__Problem details__: Find and copy lines holding "childhood".

__Provided material__:
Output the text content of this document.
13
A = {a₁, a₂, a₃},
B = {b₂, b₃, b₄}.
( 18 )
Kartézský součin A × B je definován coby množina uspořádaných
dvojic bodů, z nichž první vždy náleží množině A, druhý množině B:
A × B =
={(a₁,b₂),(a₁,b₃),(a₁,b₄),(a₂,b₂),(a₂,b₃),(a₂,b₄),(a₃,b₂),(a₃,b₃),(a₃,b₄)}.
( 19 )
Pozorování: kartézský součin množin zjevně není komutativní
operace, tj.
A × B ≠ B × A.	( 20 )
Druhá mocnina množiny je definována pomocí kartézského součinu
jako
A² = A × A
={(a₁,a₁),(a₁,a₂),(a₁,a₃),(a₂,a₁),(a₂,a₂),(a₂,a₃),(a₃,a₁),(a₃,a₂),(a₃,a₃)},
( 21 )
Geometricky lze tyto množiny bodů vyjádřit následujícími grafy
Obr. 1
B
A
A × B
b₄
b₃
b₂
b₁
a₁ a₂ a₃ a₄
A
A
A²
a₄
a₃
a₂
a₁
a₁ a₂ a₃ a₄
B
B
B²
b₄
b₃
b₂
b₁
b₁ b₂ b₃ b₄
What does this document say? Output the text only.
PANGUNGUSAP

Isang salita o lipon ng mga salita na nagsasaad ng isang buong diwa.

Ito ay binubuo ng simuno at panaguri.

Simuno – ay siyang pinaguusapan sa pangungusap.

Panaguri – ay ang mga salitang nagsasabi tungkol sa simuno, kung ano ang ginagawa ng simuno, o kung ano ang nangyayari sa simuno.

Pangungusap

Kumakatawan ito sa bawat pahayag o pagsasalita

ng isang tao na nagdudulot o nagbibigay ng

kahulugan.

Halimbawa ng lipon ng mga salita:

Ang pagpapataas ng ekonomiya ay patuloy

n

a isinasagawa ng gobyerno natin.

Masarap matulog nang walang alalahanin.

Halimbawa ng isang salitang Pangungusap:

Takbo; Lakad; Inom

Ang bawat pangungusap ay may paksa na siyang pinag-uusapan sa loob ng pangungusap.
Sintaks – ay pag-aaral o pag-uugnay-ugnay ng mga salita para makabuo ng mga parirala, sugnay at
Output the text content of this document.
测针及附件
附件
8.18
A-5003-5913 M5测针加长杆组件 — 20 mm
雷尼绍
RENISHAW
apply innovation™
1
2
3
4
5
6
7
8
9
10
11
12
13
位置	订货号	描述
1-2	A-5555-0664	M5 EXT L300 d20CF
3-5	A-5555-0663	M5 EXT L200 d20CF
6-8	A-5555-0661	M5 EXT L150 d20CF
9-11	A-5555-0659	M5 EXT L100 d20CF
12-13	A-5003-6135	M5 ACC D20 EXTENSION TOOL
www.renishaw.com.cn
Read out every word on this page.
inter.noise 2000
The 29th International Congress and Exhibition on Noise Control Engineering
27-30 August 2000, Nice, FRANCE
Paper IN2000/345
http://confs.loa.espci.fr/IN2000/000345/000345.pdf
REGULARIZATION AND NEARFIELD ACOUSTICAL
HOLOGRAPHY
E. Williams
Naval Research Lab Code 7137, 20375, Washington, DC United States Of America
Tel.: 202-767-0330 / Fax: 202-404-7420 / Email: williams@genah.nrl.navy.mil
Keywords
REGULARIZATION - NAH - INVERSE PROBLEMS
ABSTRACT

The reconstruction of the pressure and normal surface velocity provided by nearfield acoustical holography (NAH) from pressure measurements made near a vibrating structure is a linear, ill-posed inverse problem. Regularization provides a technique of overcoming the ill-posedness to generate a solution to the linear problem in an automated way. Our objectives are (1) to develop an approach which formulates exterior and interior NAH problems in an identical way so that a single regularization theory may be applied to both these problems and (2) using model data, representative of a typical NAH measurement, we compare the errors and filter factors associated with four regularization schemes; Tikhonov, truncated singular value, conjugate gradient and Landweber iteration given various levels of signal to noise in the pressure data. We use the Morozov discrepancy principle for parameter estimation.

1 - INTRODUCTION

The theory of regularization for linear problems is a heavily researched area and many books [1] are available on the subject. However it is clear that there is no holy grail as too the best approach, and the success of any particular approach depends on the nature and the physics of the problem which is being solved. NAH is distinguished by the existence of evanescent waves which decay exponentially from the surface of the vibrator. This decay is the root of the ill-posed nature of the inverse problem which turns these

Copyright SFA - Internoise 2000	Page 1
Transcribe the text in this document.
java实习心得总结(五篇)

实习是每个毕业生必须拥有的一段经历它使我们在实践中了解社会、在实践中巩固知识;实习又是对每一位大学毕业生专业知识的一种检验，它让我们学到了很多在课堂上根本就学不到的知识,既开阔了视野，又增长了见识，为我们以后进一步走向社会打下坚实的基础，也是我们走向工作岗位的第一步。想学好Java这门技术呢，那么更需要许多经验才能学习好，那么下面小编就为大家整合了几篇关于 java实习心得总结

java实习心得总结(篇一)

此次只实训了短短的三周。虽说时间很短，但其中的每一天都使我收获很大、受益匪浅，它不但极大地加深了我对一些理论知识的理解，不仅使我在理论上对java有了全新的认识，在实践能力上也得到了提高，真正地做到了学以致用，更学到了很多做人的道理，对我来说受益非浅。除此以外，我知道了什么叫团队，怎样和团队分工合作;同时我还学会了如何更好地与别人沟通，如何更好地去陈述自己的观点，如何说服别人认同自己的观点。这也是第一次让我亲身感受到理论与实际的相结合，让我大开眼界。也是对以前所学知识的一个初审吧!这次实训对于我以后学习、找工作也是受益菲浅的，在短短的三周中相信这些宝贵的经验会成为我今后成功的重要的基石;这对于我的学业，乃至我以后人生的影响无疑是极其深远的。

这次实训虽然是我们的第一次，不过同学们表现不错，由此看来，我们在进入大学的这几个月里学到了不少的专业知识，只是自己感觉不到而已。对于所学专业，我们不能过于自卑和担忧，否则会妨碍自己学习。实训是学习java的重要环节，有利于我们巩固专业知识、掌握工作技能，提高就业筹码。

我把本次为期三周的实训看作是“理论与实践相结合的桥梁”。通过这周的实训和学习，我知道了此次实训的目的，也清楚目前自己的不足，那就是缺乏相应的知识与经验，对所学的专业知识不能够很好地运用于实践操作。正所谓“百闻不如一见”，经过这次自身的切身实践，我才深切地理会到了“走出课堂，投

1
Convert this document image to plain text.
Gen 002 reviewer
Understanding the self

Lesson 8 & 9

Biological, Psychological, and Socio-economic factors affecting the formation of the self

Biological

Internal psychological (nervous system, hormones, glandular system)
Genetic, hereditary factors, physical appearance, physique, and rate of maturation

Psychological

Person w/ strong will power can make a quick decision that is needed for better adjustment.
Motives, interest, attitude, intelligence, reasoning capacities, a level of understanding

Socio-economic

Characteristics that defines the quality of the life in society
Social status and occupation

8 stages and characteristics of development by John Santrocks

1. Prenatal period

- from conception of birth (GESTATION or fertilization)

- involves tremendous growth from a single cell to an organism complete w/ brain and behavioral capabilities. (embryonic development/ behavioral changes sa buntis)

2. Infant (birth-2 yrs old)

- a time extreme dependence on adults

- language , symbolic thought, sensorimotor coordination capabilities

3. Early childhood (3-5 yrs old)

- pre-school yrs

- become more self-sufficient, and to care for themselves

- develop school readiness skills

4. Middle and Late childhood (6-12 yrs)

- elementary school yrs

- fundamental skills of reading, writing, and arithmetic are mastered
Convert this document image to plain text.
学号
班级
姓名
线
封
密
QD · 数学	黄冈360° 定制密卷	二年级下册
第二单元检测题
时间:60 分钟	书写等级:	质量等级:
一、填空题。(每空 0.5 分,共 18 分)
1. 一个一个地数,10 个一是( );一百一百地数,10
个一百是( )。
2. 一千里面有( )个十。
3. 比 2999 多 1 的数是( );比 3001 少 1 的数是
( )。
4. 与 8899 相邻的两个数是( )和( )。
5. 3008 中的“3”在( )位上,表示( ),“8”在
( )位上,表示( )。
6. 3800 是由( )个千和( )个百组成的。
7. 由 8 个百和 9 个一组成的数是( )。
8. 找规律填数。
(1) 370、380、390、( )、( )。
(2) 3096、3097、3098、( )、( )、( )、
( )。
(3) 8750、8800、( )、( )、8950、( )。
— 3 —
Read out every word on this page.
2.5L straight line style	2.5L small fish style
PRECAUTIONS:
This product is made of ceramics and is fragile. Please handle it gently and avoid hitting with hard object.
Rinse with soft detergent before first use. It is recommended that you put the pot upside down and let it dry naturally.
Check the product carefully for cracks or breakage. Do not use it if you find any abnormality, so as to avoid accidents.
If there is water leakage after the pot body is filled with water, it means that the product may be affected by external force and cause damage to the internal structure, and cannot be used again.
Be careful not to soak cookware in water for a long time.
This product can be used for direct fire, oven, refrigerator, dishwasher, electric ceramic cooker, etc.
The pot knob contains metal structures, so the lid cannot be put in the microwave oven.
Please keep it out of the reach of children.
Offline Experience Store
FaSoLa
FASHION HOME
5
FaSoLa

__Output__:
3. Early childhood (3-5 yrs old)
4. Middle and Late childhood (6-12 yrs)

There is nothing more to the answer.